### [SHORT EXERCISE]
Reproduce the entries word for word, and omit any picture you find in them.

========================================================================

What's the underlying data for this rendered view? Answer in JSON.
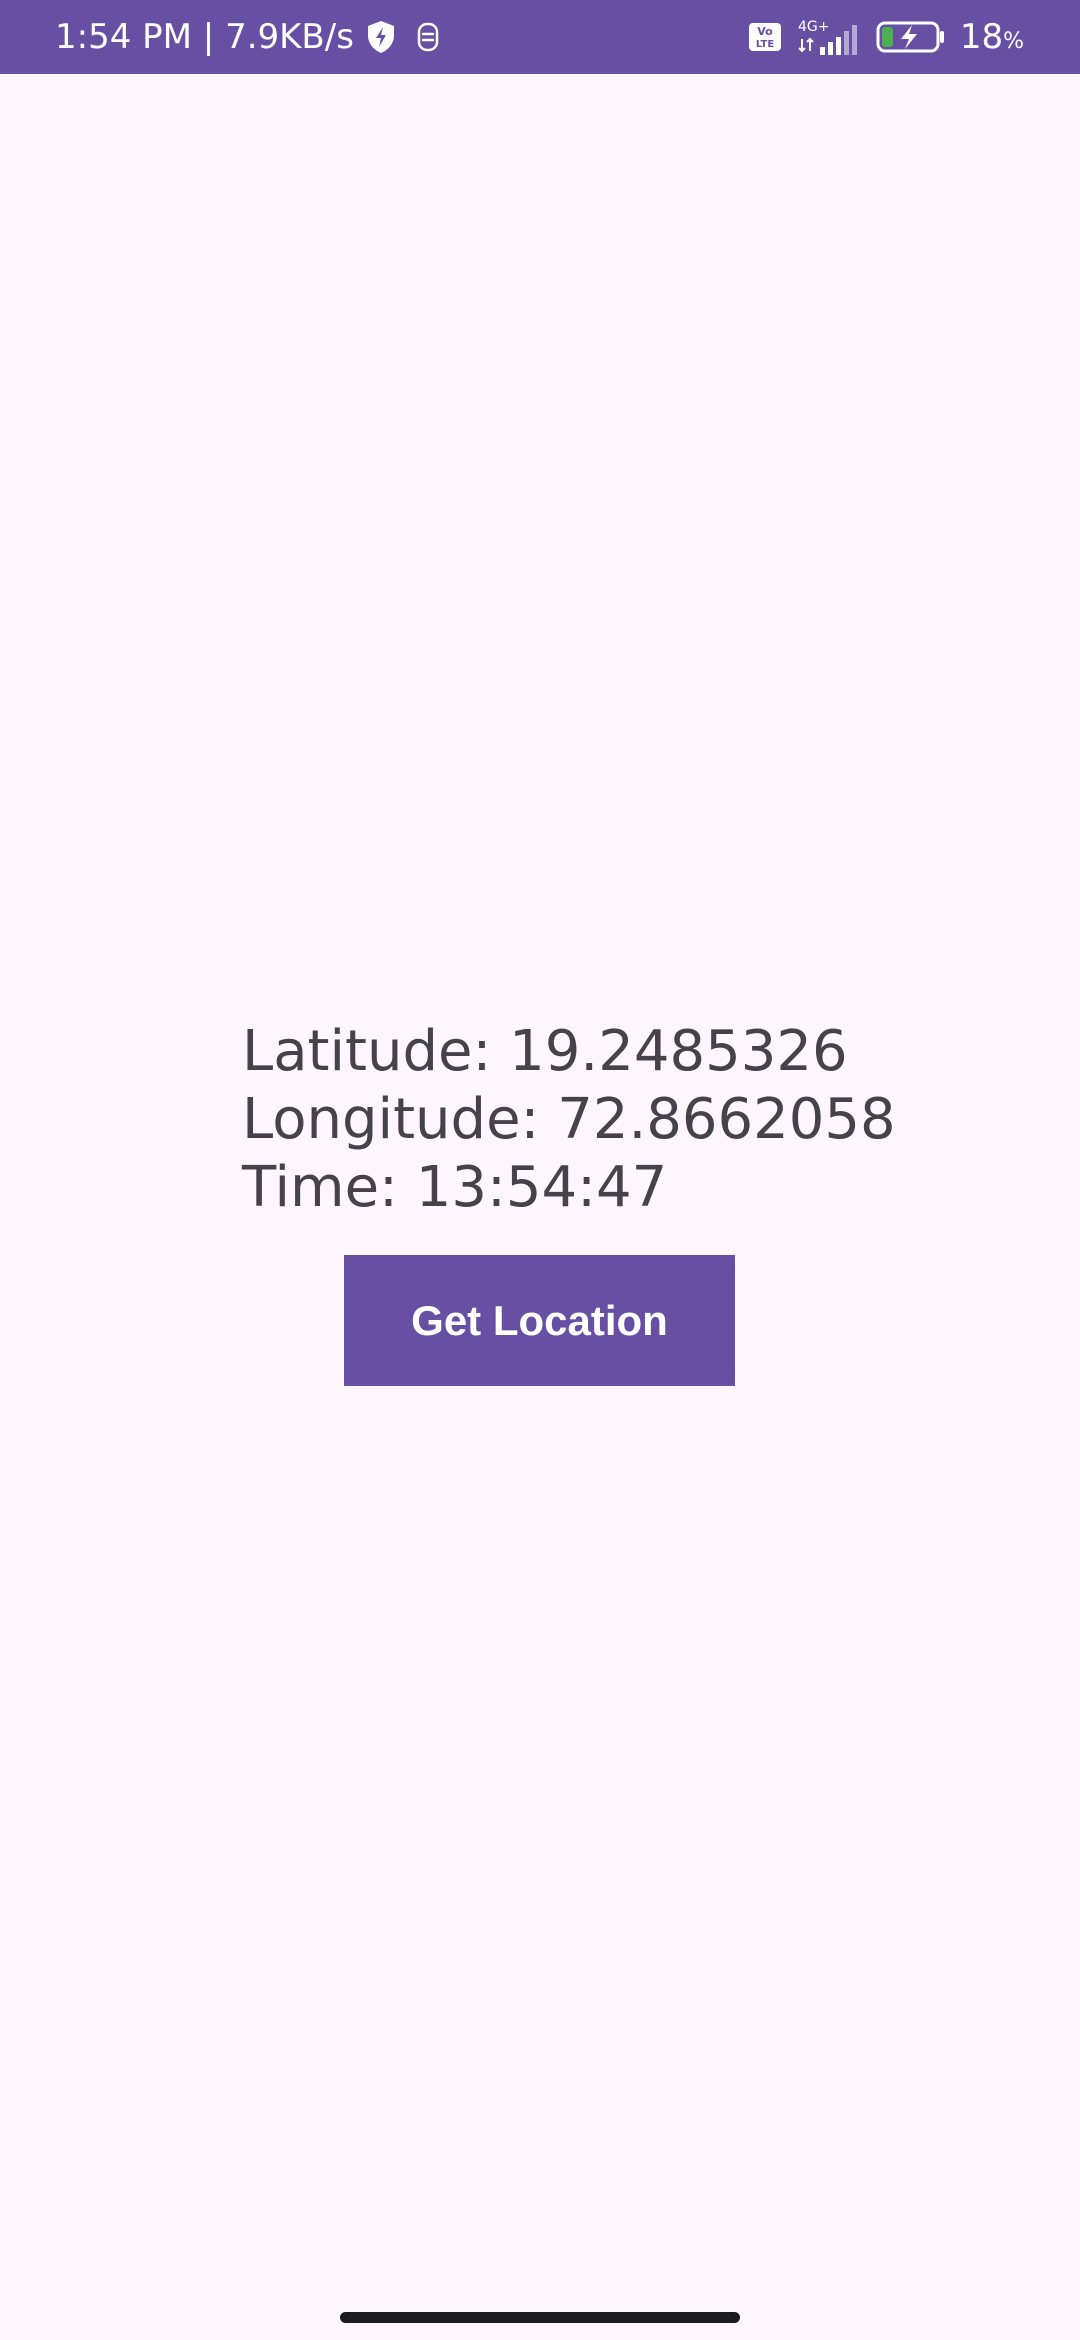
{
  "status_bar": {
    "time_speed": "1:54 PM | 7.9KB/s",
    "network_type": "4G+",
    "volte": "Vo LTE",
    "battery_value": "18",
    "battery_unit": "%",
    "icons": [
      "shield-bolt-icon",
      "notification-icon",
      "volte-icon",
      "signal-icon",
      "battery-charging-icon"
    ],
    "background_color": "#6750a4"
  },
  "location": {
    "latitude_text": "Latitude: 19.2485326",
    "longitude_text": "Longitude: 72.8662058",
    "time_text": "Time: 13:54:47"
  },
  "actions": {
    "get_location_label": "Get Location"
  },
  "colors": {
    "accent": "#6750a4",
    "background": "#fdf7fd",
    "text": "#45424a"
  }
}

========================================================================

### [TASK RESULT]
What's the underlying data for this rendered view? Answer in JSON.
{
  "status_bar": {
    "time_speed": "1:54 PM | 7.9KB/s",
    "network_type": "4G+",
    "volte": "Vo LTE",
    "battery_value": "18",
    "battery_unit": "%",
    "icons": [
      "shield-bolt-icon",
      "notification-icon",
      "volte-icon",
      "signal-icon",
      "battery-charging-icon"
    ],
    "background_color": "#6750a4"
  },
  "location": {
    "latitude_text": "Latitude: 19.2485326",
    "longitude_text": "Longitude: 72.8662058",
    "time_text": "Time: 13:54:47"
  },
  "actions": {
    "get_location_label": "Get Location"
  },
  "colors": {
    "accent": "#6750a4",
    "background": "#fdf7fd",
    "text": "#45424a"
  }
}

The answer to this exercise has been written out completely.